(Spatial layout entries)
%%

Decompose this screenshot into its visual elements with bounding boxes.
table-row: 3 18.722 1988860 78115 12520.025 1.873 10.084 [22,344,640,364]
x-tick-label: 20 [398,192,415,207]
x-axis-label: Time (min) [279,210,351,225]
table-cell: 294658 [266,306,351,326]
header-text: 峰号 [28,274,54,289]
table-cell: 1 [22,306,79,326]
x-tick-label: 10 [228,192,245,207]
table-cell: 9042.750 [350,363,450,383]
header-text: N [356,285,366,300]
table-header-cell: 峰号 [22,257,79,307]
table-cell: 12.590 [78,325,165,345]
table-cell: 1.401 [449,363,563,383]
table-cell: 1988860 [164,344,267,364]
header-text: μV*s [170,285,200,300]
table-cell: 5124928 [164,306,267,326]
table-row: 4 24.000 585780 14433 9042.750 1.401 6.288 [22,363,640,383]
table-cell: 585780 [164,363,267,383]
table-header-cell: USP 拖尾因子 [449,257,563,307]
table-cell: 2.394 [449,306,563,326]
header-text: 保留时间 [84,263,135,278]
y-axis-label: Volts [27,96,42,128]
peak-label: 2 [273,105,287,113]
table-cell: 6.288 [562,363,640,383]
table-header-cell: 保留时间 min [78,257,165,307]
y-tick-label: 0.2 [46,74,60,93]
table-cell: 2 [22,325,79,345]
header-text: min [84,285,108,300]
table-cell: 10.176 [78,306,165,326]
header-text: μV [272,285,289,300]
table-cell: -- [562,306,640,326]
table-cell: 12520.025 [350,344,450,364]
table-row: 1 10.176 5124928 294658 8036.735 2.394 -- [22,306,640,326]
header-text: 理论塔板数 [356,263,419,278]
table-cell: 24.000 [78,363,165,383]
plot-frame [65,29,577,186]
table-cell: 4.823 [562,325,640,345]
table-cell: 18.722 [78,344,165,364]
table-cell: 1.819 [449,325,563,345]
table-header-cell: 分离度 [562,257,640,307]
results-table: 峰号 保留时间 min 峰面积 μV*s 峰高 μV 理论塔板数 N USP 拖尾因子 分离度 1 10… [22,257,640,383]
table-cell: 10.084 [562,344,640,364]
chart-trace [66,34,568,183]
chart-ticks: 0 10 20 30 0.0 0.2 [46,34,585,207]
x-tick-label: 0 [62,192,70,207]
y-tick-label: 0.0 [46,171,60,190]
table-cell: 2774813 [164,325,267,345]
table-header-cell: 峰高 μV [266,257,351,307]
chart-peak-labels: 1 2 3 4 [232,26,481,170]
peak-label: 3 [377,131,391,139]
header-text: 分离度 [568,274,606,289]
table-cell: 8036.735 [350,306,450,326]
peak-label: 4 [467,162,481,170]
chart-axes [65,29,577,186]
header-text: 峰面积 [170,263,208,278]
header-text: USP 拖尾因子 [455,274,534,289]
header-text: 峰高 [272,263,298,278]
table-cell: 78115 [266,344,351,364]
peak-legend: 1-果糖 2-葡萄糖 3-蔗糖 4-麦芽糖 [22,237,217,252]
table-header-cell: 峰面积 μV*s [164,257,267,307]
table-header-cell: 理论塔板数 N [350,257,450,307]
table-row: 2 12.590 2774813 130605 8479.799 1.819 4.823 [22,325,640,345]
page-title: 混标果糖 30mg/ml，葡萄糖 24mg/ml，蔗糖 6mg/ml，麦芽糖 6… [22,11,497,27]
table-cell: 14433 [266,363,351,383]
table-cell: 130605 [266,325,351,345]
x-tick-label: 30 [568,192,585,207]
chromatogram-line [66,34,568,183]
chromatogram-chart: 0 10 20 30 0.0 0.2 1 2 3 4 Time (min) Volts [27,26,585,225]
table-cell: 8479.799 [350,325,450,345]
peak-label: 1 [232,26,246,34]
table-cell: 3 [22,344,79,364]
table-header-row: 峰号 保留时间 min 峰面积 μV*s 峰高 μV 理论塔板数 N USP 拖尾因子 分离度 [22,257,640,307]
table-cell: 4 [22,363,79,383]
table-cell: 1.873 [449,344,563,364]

%%

What you have to do:
Turn every line of the material above into a numbered list, skipping any blank lines.

Written response:
1. Decompose this screenshot into its visual elements with bounding boxes.
2. table-row: 3 18.722 1988860 78115 12520.025 1.873 10.084 [22,344,640,364]
3. x-tick-label: 20 [398,192,415,207]
4. x-axis-label: Time (min) [279,210,351,225]
5. table-cell: 294658 [266,306,351,326]
6. header-text: 峰号 [28,274,54,289]
7. table-cell: 1 [22,306,79,326]
8. x-tick-label: 10 [228,192,245,207]
9. table-cell: 9042.750 [350,363,450,383]
10. header-text: N [356,285,366,300]
11. table-header-cell: 峰号 [22,257,79,307]
12. table-cell: 12.590 [78,325,165,345]
13. table-cell: 1.401 [449,363,563,383]
14. table-cell: 1988860 [164,344,267,364]
15. header-text: μV*s [170,285,200,300]
16. table-cell: 5124928 [164,306,267,326]
17. table-row: 4 24.000 585780 14433 9042.750 1.401 6.288 [22,363,640,383]
18. table-cell: 585780 [164,363,267,383]
19. table-header-cell: USP 拖尾因子 [449,257,563,307]
20. table-cell: 2.394 [449,306,563,326]
21. header-text: 保留时间 [84,263,135,278]
22. y-axis-label: Volts [27,96,42,128]
23. peak-label: 2 [273,105,287,113]
24. table-cell: 6.288 [562,363,640,383]
25. table-header-cell: 保留时间 min [78,257,165,307]
26. y-tick-label: 0.2 [46,74,60,93]
27. table-cell: 2 [22,325,79,345]
28. header-text: min [84,285,108,300]
29. table-cell: 10.176 [78,306,165,326]
30. header-text: μV [272,285,289,300]
31. table-cell: -- [562,306,640,326]
32. table-cell: 12520.025 [350,344,450,364]
33. table-row: 1 10.176 5124928 294658 8036.735 2.394 -- [22,306,640,326]
34. header-text: 理论塔板数 [356,263,419,278]
35. table-cell: 24.000 [78,363,165,383]
36. plot-frame [65,29,577,186]
37. table-cell: 4.823 [562,325,640,345]
38. table-cell: 18.722 [78,344,165,364]
39. table-cell: 1.819 [449,325,563,345]
40. table-header-cell: 分离度 [562,257,640,307]
41. results-table: 峰号 保留时间 min 峰面积 μV*s 峰高 μV 理论塔板数 N USP 拖尾因子 分离度 1 10… [22,257,640,383]
42. table-cell: 10.084 [562,344,640,364]
43. chart-trace [66,34,568,183]
44. chart-ticks: 0 10 20 30 0.0 0.2 [46,34,585,207]
45. x-tick-label: 0 [62,192,70,207]
46. y-tick-label: 0.0 [46,171,60,190]
47. table-cell: 2774813 [164,325,267,345]
48. table-header-cell: 峰高 μV [266,257,351,307]
49. chart-peak-labels: 1 2 3 4 [232,26,481,170]
50. peak-label: 3 [377,131,391,139]
51. header-text: 分离度 [568,274,606,289]
52. table-cell: 8036.735 [350,306,450,326]
53. peak-label: 4 [467,162,481,170]
54. chart-axes [65,29,577,186]
55. header-text: 峰面积 [170,263,208,278]
56. header-text: USP 拖尾因子 [455,274,534,289]
57. header-text: 峰高 [272,263,298,278]
58. table-cell: 78115 [266,344,351,364]
59. peak-legend: 1-果糖 2-葡萄糖 3-蔗糖 4-麦芽糖 [22,237,217,252]
60. table-header-cell: 峰面积 μV*s [164,257,267,307]
61. table-header-cell: 理论塔板数 N [350,257,450,307]
62. table-row: 2 12.590 2774813 130605 8479.799 1.819 4.823 [22,325,640,345]
63. page-title: 混标果糖 30mg/ml，葡萄糖 24mg/ml，蔗糖 6mg/ml，麦芽糖 6… [22,11,497,27]
64. table-cell: 14433 [266,363,351,383]
65. table-cell: 130605 [266,325,351,345]
66. x-tick-label: 30 [568,192,585,207]
67. chromatogram-line [66,34,568,183]
68. chromatogram-chart: 0 10 20 30 0.0 0.2 1 2 3 4 Time (min) Volts [27,26,585,225]
69. table-cell: 8479.799 [350,325,450,345]
70. peak-label: 1 [232,26,246,34]
71. table-cell: 3 [22,344,79,364]
72. table-header-row: 峰号 保留时间 min 峰面积 μV*s 峰高 μV 理论塔板数 N USP 拖尾因子 分离度 [22,257,640,307]
73. table-cell: 4 [22,363,79,383]
74. table-cell: 1.873 [449,344,563,364]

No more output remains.